═════ EXTRACTED INFORMATION ═════
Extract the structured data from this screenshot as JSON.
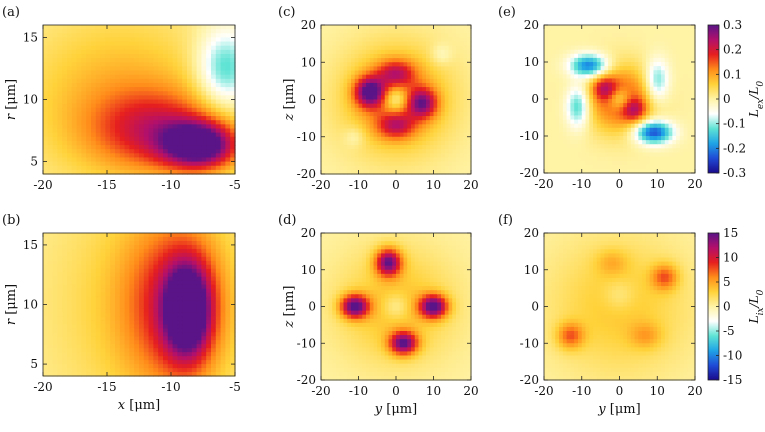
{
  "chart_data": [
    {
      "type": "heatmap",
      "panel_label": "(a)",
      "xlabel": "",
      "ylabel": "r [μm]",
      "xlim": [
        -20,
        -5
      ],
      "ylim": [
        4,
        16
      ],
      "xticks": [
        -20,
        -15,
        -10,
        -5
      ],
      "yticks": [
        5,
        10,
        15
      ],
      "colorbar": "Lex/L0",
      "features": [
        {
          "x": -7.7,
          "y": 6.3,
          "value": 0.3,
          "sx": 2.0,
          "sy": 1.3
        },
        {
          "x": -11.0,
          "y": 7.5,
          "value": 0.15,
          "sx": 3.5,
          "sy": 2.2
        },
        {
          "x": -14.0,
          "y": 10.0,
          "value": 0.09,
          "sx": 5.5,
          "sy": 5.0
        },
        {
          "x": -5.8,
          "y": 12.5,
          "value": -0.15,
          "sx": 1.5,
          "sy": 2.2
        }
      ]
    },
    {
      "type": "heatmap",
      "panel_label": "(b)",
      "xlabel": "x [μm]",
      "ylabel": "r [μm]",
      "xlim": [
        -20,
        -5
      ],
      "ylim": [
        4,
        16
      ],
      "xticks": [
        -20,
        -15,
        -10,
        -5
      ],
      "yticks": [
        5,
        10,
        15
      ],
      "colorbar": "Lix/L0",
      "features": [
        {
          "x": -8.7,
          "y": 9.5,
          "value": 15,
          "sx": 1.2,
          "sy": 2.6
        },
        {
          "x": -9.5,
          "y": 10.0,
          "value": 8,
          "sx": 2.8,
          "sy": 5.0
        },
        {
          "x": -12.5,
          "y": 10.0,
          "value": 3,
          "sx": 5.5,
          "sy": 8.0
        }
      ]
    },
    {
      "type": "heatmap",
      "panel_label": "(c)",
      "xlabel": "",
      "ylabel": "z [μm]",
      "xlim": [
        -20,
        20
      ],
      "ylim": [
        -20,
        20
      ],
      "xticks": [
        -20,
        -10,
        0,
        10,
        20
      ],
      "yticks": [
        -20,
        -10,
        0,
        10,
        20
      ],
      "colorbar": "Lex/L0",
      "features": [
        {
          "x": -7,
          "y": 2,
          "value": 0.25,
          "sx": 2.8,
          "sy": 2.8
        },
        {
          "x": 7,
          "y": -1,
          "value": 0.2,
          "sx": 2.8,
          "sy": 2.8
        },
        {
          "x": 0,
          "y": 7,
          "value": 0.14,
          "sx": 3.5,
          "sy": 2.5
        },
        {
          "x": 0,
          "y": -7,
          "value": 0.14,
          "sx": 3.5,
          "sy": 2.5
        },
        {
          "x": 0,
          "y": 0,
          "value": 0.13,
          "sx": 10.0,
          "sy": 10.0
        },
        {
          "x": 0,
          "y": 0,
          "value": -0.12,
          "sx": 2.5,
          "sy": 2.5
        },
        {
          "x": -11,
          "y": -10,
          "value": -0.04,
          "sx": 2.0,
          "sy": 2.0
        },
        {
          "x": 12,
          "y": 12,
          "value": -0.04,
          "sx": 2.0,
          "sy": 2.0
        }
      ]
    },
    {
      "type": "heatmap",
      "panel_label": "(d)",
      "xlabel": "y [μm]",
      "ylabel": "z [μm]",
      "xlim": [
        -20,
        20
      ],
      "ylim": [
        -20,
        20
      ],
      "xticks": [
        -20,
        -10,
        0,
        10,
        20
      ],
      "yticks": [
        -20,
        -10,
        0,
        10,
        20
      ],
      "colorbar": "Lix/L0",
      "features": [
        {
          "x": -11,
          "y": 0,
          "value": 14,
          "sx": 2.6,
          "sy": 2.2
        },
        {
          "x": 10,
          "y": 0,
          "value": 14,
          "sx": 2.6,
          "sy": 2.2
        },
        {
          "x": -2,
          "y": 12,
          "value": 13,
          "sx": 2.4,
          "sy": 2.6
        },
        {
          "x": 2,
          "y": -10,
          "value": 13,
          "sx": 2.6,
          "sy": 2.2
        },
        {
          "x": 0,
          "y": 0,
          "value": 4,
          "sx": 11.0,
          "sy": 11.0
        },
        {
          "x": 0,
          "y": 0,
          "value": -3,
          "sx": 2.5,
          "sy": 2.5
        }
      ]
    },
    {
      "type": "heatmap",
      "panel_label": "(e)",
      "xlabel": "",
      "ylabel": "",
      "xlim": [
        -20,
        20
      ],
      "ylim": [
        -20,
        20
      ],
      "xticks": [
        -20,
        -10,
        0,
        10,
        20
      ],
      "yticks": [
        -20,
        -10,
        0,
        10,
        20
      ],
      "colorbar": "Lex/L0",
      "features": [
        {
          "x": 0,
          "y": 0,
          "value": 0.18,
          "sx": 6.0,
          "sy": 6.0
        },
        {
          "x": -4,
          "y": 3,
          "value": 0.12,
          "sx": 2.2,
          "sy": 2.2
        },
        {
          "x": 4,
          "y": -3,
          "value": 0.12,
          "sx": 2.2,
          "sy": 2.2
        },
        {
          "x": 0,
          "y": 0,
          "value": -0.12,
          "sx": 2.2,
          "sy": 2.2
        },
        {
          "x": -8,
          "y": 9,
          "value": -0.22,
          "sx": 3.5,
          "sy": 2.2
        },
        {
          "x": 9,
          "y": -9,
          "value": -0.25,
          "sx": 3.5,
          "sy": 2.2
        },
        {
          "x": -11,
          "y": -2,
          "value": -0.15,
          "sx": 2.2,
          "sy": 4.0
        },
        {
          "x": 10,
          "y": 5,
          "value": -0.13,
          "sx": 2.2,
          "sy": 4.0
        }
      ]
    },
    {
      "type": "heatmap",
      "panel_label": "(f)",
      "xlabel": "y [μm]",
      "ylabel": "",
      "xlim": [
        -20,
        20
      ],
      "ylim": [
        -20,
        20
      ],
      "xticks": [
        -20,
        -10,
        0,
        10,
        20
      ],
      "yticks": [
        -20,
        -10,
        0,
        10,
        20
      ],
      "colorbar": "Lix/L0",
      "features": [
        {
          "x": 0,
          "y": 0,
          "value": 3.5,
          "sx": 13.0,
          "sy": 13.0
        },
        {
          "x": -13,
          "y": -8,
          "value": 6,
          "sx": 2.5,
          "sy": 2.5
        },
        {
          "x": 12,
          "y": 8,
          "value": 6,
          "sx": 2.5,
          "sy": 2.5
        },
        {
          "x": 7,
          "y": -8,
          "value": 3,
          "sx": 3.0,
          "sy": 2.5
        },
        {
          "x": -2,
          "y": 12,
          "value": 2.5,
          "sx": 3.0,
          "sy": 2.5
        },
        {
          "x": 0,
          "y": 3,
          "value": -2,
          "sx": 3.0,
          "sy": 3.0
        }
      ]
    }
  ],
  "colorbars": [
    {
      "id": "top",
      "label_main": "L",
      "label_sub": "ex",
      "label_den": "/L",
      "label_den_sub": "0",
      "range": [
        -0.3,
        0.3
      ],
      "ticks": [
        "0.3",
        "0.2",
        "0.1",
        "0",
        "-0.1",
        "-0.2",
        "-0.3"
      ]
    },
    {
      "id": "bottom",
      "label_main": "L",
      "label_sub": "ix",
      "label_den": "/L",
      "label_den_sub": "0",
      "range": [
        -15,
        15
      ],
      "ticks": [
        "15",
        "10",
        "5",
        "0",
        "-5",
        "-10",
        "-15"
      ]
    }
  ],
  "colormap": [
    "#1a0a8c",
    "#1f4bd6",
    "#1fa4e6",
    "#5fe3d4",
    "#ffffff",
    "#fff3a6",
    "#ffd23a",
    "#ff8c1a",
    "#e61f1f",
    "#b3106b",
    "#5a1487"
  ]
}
═════
WHAT TO DO
Restate the listing above word for word, and skip the pictures.

FINAL ANSWER
Extract the structured data from this screenshot as JSON.
{
  "chart_data": [
    {
      "type": "heatmap",
      "panel_label": "(a)",
      "xlabel": "",
      "ylabel": "r [μm]",
      "xlim": [
        -20,
        -5
      ],
      "ylim": [
        4,
        16
      ],
      "xticks": [
        -20,
        -15,
        -10,
        -5
      ],
      "yticks": [
        5,
        10,
        15
      ],
      "colorbar": "Lex/L0",
      "features": [
        {
          "x": -7.7,
          "y": 6.3,
          "value": 0.3,
          "sx": 2.0,
          "sy": 1.3
        },
        {
          "x": -11.0,
          "y": 7.5,
          "value": 0.15,
          "sx": 3.5,
          "sy": 2.2
        },
        {
          "x": -14.0,
          "y": 10.0,
          "value": 0.09,
          "sx": 5.5,
          "sy": 5.0
        },
        {
          "x": -5.8,
          "y": 12.5,
          "value": -0.15,
          "sx": 1.5,
          "sy": 2.2
        }
      ]
    },
    {
      "type": "heatmap",
      "panel_label": "(b)",
      "xlabel": "x [μm]",
      "ylabel": "r [μm]",
      "xlim": [
        -20,
        -5
      ],
      "ylim": [
        4,
        16
      ],
      "xticks": [
        -20,
        -15,
        -10,
        -5
      ],
      "yticks": [
        5,
        10,
        15
      ],
      "colorbar": "Lix/L0",
      "features": [
        {
          "x": -8.7,
          "y": 9.5,
          "value": 15,
          "sx": 1.2,
          "sy": 2.6
        },
        {
          "x": -9.5,
          "y": 10.0,
          "value": 8,
          "sx": 2.8,
          "sy": 5.0
        },
        {
          "x": -12.5,
          "y": 10.0,
          "value": 3,
          "sx": 5.5,
          "sy": 8.0
        }
      ]
    },
    {
      "type": "heatmap",
      "panel_label": "(c)",
      "xlabel": "",
      "ylabel": "z [μm]",
      "xlim": [
        -20,
        20
      ],
      "ylim": [
        -20,
        20
      ],
      "xticks": [
        -20,
        -10,
        0,
        10,
        20
      ],
      "yticks": [
        -20,
        -10,
        0,
        10,
        20
      ],
      "colorbar": "Lex/L0",
      "features": [
        {
          "x": -7,
          "y": 2,
          "value": 0.25,
          "sx": 2.8,
          "sy": 2.8
        },
        {
          "x": 7,
          "y": -1,
          "value": 0.2,
          "sx": 2.8,
          "sy": 2.8
        },
        {
          "x": 0,
          "y": 7,
          "value": 0.14,
          "sx": 3.5,
          "sy": 2.5
        },
        {
          "x": 0,
          "y": -7,
          "value": 0.14,
          "sx": 3.5,
          "sy": 2.5
        },
        {
          "x": 0,
          "y": 0,
          "value": 0.13,
          "sx": 10.0,
          "sy": 10.0
        },
        {
          "x": 0,
          "y": 0,
          "value": -0.12,
          "sx": 2.5,
          "sy": 2.5
        },
        {
          "x": -11,
          "y": -10,
          "value": -0.04,
          "sx": 2.0,
          "sy": 2.0
        },
        {
          "x": 12,
          "y": 12,
          "value": -0.04,
          "sx": 2.0,
          "sy": 2.0
        }
      ]
    },
    {
      "type": "heatmap",
      "panel_label": "(d)",
      "xlabel": "y [μm]",
      "ylabel": "z [μm]",
      "xlim": [
        -20,
        20
      ],
      "ylim": [
        -20,
        20
      ],
      "xticks": [
        -20,
        -10,
        0,
        10,
        20
      ],
      "yticks": [
        -20,
        -10,
        0,
        10,
        20
      ],
      "colorbar": "Lix/L0",
      "features": [
        {
          "x": -11,
          "y": 0,
          "value": 14,
          "sx": 2.6,
          "sy": 2.2
        },
        {
          "x": 10,
          "y": 0,
          "value": 14,
          "sx": 2.6,
          "sy": 2.2
        },
        {
          "x": -2,
          "y": 12,
          "value": 13,
          "sx": 2.4,
          "sy": 2.6
        },
        {
          "x": 2,
          "y": -10,
          "value": 13,
          "sx": 2.6,
          "sy": 2.2
        },
        {
          "x": 0,
          "y": 0,
          "value": 4,
          "sx": 11.0,
          "sy": 11.0
        },
        {
          "x": 0,
          "y": 0,
          "value": -3,
          "sx": 2.5,
          "sy": 2.5
        }
      ]
    },
    {
      "type": "heatmap",
      "panel_label": "(e)",
      "xlabel": "",
      "ylabel": "",
      "xlim": [
        -20,
        20
      ],
      "ylim": [
        -20,
        20
      ],
      "xticks": [
        -20,
        -10,
        0,
        10,
        20
      ],
      "yticks": [
        -20,
        -10,
        0,
        10,
        20
      ],
      "colorbar": "Lex/L0",
      "features": [
        {
          "x": 0,
          "y": 0,
          "value": 0.18,
          "sx": 6.0,
          "sy": 6.0
        },
        {
          "x": -4,
          "y": 3,
          "value": 0.12,
          "sx": 2.2,
          "sy": 2.2
        },
        {
          "x": 4,
          "y": -3,
          "value": 0.12,
          "sx": 2.2,
          "sy": 2.2
        },
        {
          "x": 0,
          "y": 0,
          "value": -0.12,
          "sx": 2.2,
          "sy": 2.2
        },
        {
          "x": -8,
          "y": 9,
          "value": -0.22,
          "sx": 3.5,
          "sy": 2.2
        },
        {
          "x": 9,
          "y": -9,
          "value": -0.25,
          "sx": 3.5,
          "sy": 2.2
        },
        {
          "x": -11,
          "y": -2,
          "value": -0.15,
          "sx": 2.2,
          "sy": 4.0
        },
        {
          "x": 10,
          "y": 5,
          "value": -0.13,
          "sx": 2.2,
          "sy": 4.0
        }
      ]
    },
    {
      "type": "heatmap",
      "panel_label": "(f)",
      "xlabel": "y [μm]",
      "ylabel": "",
      "xlim": [
        -20,
        20
      ],
      "ylim": [
        -20,
        20
      ],
      "xticks": [
        -20,
        -10,
        0,
        10,
        20
      ],
      "yticks": [
        -20,
        -10,
        0,
        10,
        20
      ],
      "colorbar": "Lix/L0",
      "features": [
        {
          "x": 0,
          "y": 0,
          "value": 3.5,
          "sx": 13.0,
          "sy": 13.0
        },
        {
          "x": -13,
          "y": -8,
          "value": 6,
          "sx": 2.5,
          "sy": 2.5
        },
        {
          "x": 12,
          "y": 8,
          "value": 6,
          "sx": 2.5,
          "sy": 2.5
        },
        {
          "x": 7,
          "y": -8,
          "value": 3,
          "sx": 3.0,
          "sy": 2.5
        },
        {
          "x": -2,
          "y": 12,
          "value": 2.5,
          "sx": 3.0,
          "sy": 2.5
        },
        {
          "x": 0,
          "y": 3,
          "value": -2,
          "sx": 3.0,
          "sy": 3.0
        }
      ]
    }
  ],
  "colorbars": [
    {
      "id": "top",
      "label_main": "L",
      "label_sub": "ex",
      "label_den": "/L",
      "label_den_sub": "0",
      "range": [
        -0.3,
        0.3
      ],
      "ticks": [
        "0.3",
        "0.2",
        "0.1",
        "0",
        "-0.1",
        "-0.2",
        "-0.3"
      ]
    },
    {
      "id": "bottom",
      "label_main": "L",
      "label_sub": "ix",
      "label_den": "/L",
      "label_den_sub": "0",
      "range": [
        -15,
        15
      ],
      "ticks": [
        "15",
        "10",
        "5",
        "0",
        "-5",
        "-10",
        "-15"
      ]
    }
  ],
  "colormap": [
    "#1a0a8c",
    "#1f4bd6",
    "#1fa4e6",
    "#5fe3d4",
    "#ffffff",
    "#fff3a6",
    "#ffd23a",
    "#ff8c1a",
    "#e61f1f",
    "#b3106b",
    "#5a1487"
  ]
}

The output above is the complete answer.